#### DATASET EXCERPTS
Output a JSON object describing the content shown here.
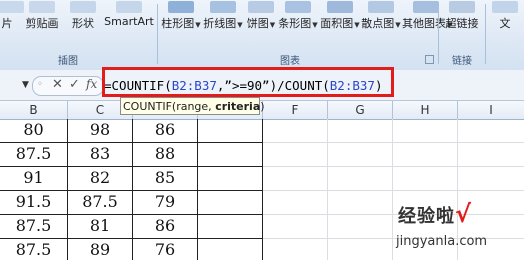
{
  "ribbon": {
    "items": [
      {
        "label": "片",
        "dropdown": false
      },
      {
        "label": "剪贴画",
        "dropdown": false
      },
      {
        "label": "形状",
        "dropdown": false
      },
      {
        "label": "SmartArt",
        "dropdown": false
      },
      {
        "label": "柱形图",
        "dropdown": true
      },
      {
        "label": "折线图",
        "dropdown": true
      },
      {
        "label": "饼图",
        "dropdown": true
      },
      {
        "label": "条形图",
        "dropdown": true
      },
      {
        "label": "面积图",
        "dropdown": true
      },
      {
        "label": "散点图",
        "dropdown": true
      },
      {
        "label": "其他图表",
        "dropdown": true
      },
      {
        "label": "超链接",
        "dropdown": false
      },
      {
        "label": "文",
        "dropdown": false
      }
    ],
    "groups": [
      "插图",
      "图表",
      "链接"
    ]
  },
  "formula_bar": {
    "name_box_arrow": "▼",
    "cancel": "✕",
    "enter": "✓",
    "fx": "fx",
    "formula_parts": [
      "=COUNTIF(",
      "B2:B37",
      ",”>=90”)/COUNT(",
      "B2:B37",
      ")"
    ]
  },
  "tooltip": {
    "func": "COUNTIF(range, ",
    "bold": "criteria",
    "close": ")"
  },
  "columns": [
    "B",
    "C",
    "D",
    "E",
    "F",
    "G",
    "H",
    "I"
  ],
  "rows": [
    [
      "80",
      "98",
      "86"
    ],
    [
      "87.5",
      "83",
      "88"
    ],
    [
      "91",
      "82",
      "85"
    ],
    [
      "91.5",
      "87.5",
      "79"
    ],
    [
      "87.5",
      "81",
      "86"
    ],
    [
      "87.5",
      "89",
      "76"
    ]
  ],
  "watermark": {
    "main": "经验啦",
    "check": "√",
    "sub": "jingyanla.com"
  }
}
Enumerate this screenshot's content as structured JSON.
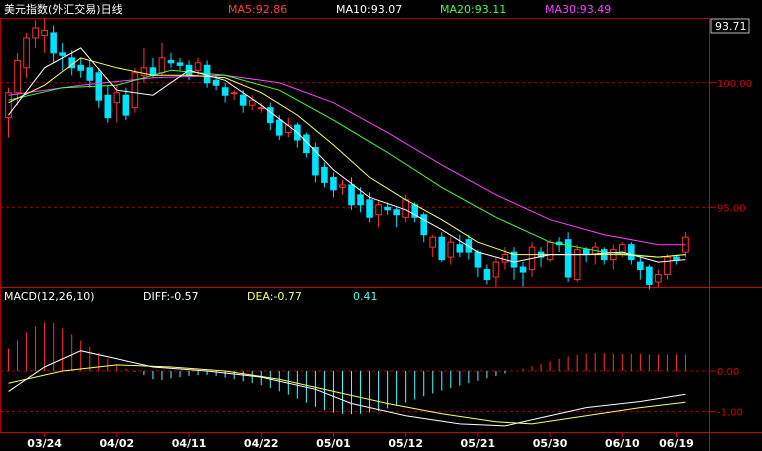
{
  "header": {
    "title": "美元指数(外汇交易)日线",
    "ma": [
      {
        "label": "MA5:92.86",
        "color": "#ff4040"
      },
      {
        "label": "MA10:93.07",
        "color": "#ffffff"
      },
      {
        "label": "MA20:93.11",
        "color": "#40ff40"
      },
      {
        "label": "MA30:93.49",
        "color": "#ff40ff"
      }
    ]
  },
  "macd_header": {
    "title": "MACD(12,26,10)",
    "diff": "DIFF:-0.57",
    "dea": "DEA:-0.77",
    "macd": "0.41"
  },
  "price_axis": {
    "current_tag": "93.71",
    "labels": [
      {
        "text": "100.00",
        "value": 100
      },
      {
        "text": "95.00",
        "value": 95
      }
    ]
  },
  "macd_axis": {
    "labels": [
      {
        "text": "0.00",
        "value": 0
      },
      {
        "text": "-1.00",
        "value": -1
      }
    ]
  },
  "date_axis": [
    "03/24",
    "04/02",
    "04/11",
    "04/22",
    "05/01",
    "05/12",
    "05/21",
    "05/30",
    "06/10",
    "06/19"
  ],
  "chart_data": {
    "type": "candlestick",
    "ylim": [
      91.8,
      102.6
    ],
    "macd_ylim": [
      -1.5,
      1.6
    ],
    "colors": {
      "up": "#ff3030",
      "down": "#00e0ff",
      "ma5": "#ffffff",
      "ma10": "#ffff66",
      "ma20": "#40ff40",
      "ma30": "#ff40ff",
      "diff": "#ffffff",
      "dea": "#ffff66"
    },
    "candles": [
      [
        98.6,
        99.6,
        97.8,
        99.8
      ],
      [
        99.6,
        100.9,
        99.1,
        101.2
      ],
      [
        100.6,
        101.8,
        100.2,
        102.0
      ],
      [
        101.8,
        102.2,
        101.4,
        102.5
      ],
      [
        101.9,
        102.1,
        101.2,
        102.6
      ],
      [
        102.0,
        101.2,
        100.8,
        102.3
      ],
      [
        101.2,
        101.1,
        100.5,
        101.6
      ],
      [
        101.0,
        100.6,
        100.3,
        101.3
      ],
      [
        100.7,
        100.5,
        100.2,
        101.0
      ],
      [
        100.6,
        100.1,
        99.8,
        100.9
      ],
      [
        100.4,
        99.3,
        99.0,
        100.6
      ],
      [
        99.5,
        98.6,
        98.4,
        99.9
      ],
      [
        99.2,
        99.6,
        98.4,
        99.9
      ],
      [
        99.5,
        98.7,
        98.5,
        99.8
      ],
      [
        99.0,
        100.4,
        98.8,
        100.6
      ],
      [
        100.3,
        100.6,
        100.0,
        101.4
      ],
      [
        100.6,
        100.3,
        100.2,
        101.0
      ],
      [
        100.4,
        101.0,
        100.3,
        101.6
      ],
      [
        100.9,
        100.8,
        100.6,
        101.2
      ],
      [
        100.8,
        100.7,
        100.5,
        101.0
      ],
      [
        100.7,
        100.3,
        100.1,
        100.9
      ],
      [
        100.5,
        100.8,
        100.3,
        101.0
      ],
      [
        100.7,
        100.0,
        99.8,
        100.9
      ],
      [
        100.1,
        99.9,
        99.7,
        100.3
      ],
      [
        99.8,
        99.5,
        99.2,
        100.0
      ],
      [
        99.6,
        99.6,
        99.3,
        99.7
      ],
      [
        99.5,
        99.1,
        98.8,
        99.7
      ],
      [
        99.1,
        99.3,
        98.9,
        99.5
      ],
      [
        99.0,
        99.0,
        98.8,
        99.2
      ],
      [
        99.0,
        98.4,
        98.1,
        99.2
      ],
      [
        98.5,
        97.9,
        97.7,
        98.7
      ],
      [
        98.0,
        98.3,
        97.8,
        98.6
      ],
      [
        98.3,
        97.7,
        97.4,
        98.4
      ],
      [
        97.9,
        97.2,
        97.0,
        98.0
      ],
      [
        97.4,
        96.3,
        96.0,
        97.6
      ],
      [
        96.6,
        96.0,
        95.8,
        96.8
      ],
      [
        96.2,
        95.7,
        95.4,
        96.4
      ],
      [
        95.8,
        95.9,
        95.5,
        96.1
      ],
      [
        95.9,
        95.1,
        94.9,
        96.2
      ],
      [
        95.5,
        95.1,
        94.8,
        95.8
      ],
      [
        95.3,
        94.6,
        94.4,
        95.6
      ],
      [
        94.7,
        95.1,
        94.2,
        95.3
      ],
      [
        95.0,
        94.9,
        94.7,
        95.2
      ],
      [
        94.9,
        94.7,
        94.2,
        95.0
      ],
      [
        94.6,
        95.3,
        94.4,
        95.5
      ],
      [
        95.1,
        94.6,
        94.4,
        95.2
      ],
      [
        94.7,
        93.9,
        93.6,
        94.8
      ],
      [
        93.4,
        93.8,
        93.0,
        93.9
      ],
      [
        93.8,
        92.9,
        92.8,
        94.0
      ],
      [
        93.0,
        93.6,
        92.7,
        93.8
      ],
      [
        93.5,
        93.2,
        93.0,
        93.9
      ],
      [
        93.7,
        93.2,
        92.9,
        93.9
      ],
      [
        93.2,
        92.6,
        92.2,
        93.3
      ],
      [
        92.5,
        92.1,
        91.9,
        92.7
      ],
      [
        92.2,
        92.8,
        91.8,
        93.0
      ],
      [
        92.8,
        93.1,
        92.5,
        93.4
      ],
      [
        93.2,
        92.6,
        92.1,
        93.4
      ],
      [
        92.6,
        92.4,
        91.8,
        92.8
      ],
      [
        92.5,
        93.4,
        92.2,
        93.6
      ],
      [
        93.2,
        93.0,
        92.6,
        93.4
      ],
      [
        92.9,
        93.6,
        92.8,
        93.7
      ],
      [
        93.6,
        93.5,
        93.2,
        93.8
      ],
      [
        93.7,
        92.2,
        92.0,
        94.0
      ],
      [
        92.1,
        93.3,
        92.0,
        93.5
      ],
      [
        93.3,
        93.1,
        92.8,
        93.4
      ],
      [
        93.1,
        93.4,
        92.7,
        93.6
      ],
      [
        93.3,
        92.9,
        92.7,
        93.4
      ],
      [
        92.9,
        93.3,
        92.5,
        93.5
      ],
      [
        93.2,
        93.5,
        93.0,
        93.6
      ],
      [
        93.5,
        92.9,
        92.7,
        93.6
      ],
      [
        92.8,
        92.5,
        92.1,
        93.0
      ],
      [
        92.6,
        91.9,
        91.7,
        92.7
      ],
      [
        92.0,
        92.3,
        91.8,
        92.5
      ],
      [
        92.3,
        93.0,
        92.1,
        93.1
      ],
      [
        93.0,
        92.9,
        92.7,
        93.1
      ],
      [
        93.2,
        93.8,
        93.0,
        94.0
      ]
    ],
    "ma_series": {
      "ma5": [
        [
          0,
          98.7
        ],
        [
          4,
          100.6
        ],
        [
          8,
          101.4
        ],
        [
          12,
          99.7
        ],
        [
          16,
          99.5
        ],
        [
          20,
          100.5
        ],
        [
          24,
          100.1
        ],
        [
          28,
          99.1
        ],
        [
          32,
          98.0
        ],
        [
          36,
          96.5
        ],
        [
          40,
          95.4
        ],
        [
          44,
          94.9
        ],
        [
          48,
          94.1
        ],
        [
          52,
          93.2
        ],
        [
          56,
          92.8
        ],
        [
          60,
          93.1
        ],
        [
          64,
          93.1
        ],
        [
          68,
          93.2
        ],
        [
          72,
          92.8
        ],
        [
          75,
          92.9
        ]
      ],
      "ma10": [
        [
          0,
          99.2
        ],
        [
          4,
          99.9
        ],
        [
          8,
          101.0
        ],
        [
          12,
          100.6
        ],
        [
          16,
          100.3
        ],
        [
          20,
          100.3
        ],
        [
          24,
          100.2
        ],
        [
          28,
          99.6
        ],
        [
          32,
          98.7
        ],
        [
          36,
          97.5
        ],
        [
          40,
          96.2
        ],
        [
          44,
          95.3
        ],
        [
          48,
          94.5
        ],
        [
          52,
          93.6
        ],
        [
          56,
          93.1
        ],
        [
          60,
          93.1
        ],
        [
          64,
          93.1
        ],
        [
          68,
          93.1
        ],
        [
          72,
          93.0
        ],
        [
          75,
          93.1
        ]
      ],
      "ma20": [
        [
          0,
          99.3
        ],
        [
          6,
          99.8
        ],
        [
          12,
          99.9
        ],
        [
          18,
          100.5
        ],
        [
          24,
          100.3
        ],
        [
          30,
          99.7
        ],
        [
          36,
          98.5
        ],
        [
          42,
          97.2
        ],
        [
          48,
          95.8
        ],
        [
          54,
          94.6
        ],
        [
          60,
          93.6
        ],
        [
          66,
          93.2
        ],
        [
          72,
          93.0
        ],
        [
          75,
          93.1
        ]
      ],
      "ma30": [
        [
          0,
          99.5
        ],
        [
          8,
          99.9
        ],
        [
          16,
          100.2
        ],
        [
          24,
          100.3
        ],
        [
          30,
          100.0
        ],
        [
          36,
          99.2
        ],
        [
          42,
          98.0
        ],
        [
          48,
          96.7
        ],
        [
          54,
          95.5
        ],
        [
          60,
          94.5
        ],
        [
          66,
          93.9
        ],
        [
          72,
          93.5
        ],
        [
          75,
          93.5
        ]
      ]
    },
    "macd_hist": [
      0.55,
      0.75,
      0.95,
      1.1,
      1.2,
      1.18,
      1.05,
      0.9,
      0.75,
      0.6,
      0.45,
      0.3,
      0.15,
      0.05,
      -0.02,
      -0.1,
      -0.2,
      -0.22,
      -0.18,
      -0.15,
      -0.12,
      -0.1,
      -0.1,
      -0.12,
      -0.16,
      -0.2,
      -0.25,
      -0.3,
      -0.35,
      -0.42,
      -0.5,
      -0.58,
      -0.68,
      -0.78,
      -0.88,
      -0.96,
      -1.02,
      -1.05,
      -1.06,
      -1.05,
      -1.02,
      -0.98,
      -0.92,
      -0.85,
      -0.78,
      -0.7,
      -0.62,
      -0.55,
      -0.48,
      -0.42,
      -0.36,
      -0.3,
      -0.24,
      -0.18,
      -0.12,
      -0.06,
      0.0,
      0.06,
      0.12,
      0.18,
      0.24,
      0.3,
      0.36,
      0.4,
      0.42,
      0.44,
      0.44,
      0.43,
      0.42,
      0.42,
      0.42,
      0.41,
      0.41,
      0.41,
      0.41,
      0.41
    ],
    "diff": [
      [
        0,
        -0.5
      ],
      [
        4,
        0.1
      ],
      [
        8,
        0.5
      ],
      [
        12,
        0.3
      ],
      [
        16,
        0.1
      ],
      [
        22,
        0.0
      ],
      [
        28,
        -0.15
      ],
      [
        34,
        -0.45
      ],
      [
        38,
        -0.8
      ],
      [
        44,
        -1.1
      ],
      [
        50,
        -1.3
      ],
      [
        55,
        -1.35
      ],
      [
        58,
        -1.2
      ],
      [
        64,
        -0.9
      ],
      [
        70,
        -0.75
      ],
      [
        75,
        -0.57
      ]
    ],
    "dea": [
      [
        0,
        -0.3
      ],
      [
        6,
        0.0
      ],
      [
        12,
        0.15
      ],
      [
        18,
        0.1
      ],
      [
        24,
        0.0
      ],
      [
        30,
        -0.2
      ],
      [
        36,
        -0.5
      ],
      [
        42,
        -0.8
      ],
      [
        48,
        -1.05
      ],
      [
        54,
        -1.25
      ],
      [
        58,
        -1.3
      ],
      [
        64,
        -1.1
      ],
      [
        70,
        -0.9
      ],
      [
        75,
        -0.77
      ]
    ]
  }
}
########
Copy out every line holding the string "ffffff".

### ANSWER IN FULL
        "color": "#ffffff"
      "ma5": "#ffffff",
      "diff": "#ffffff",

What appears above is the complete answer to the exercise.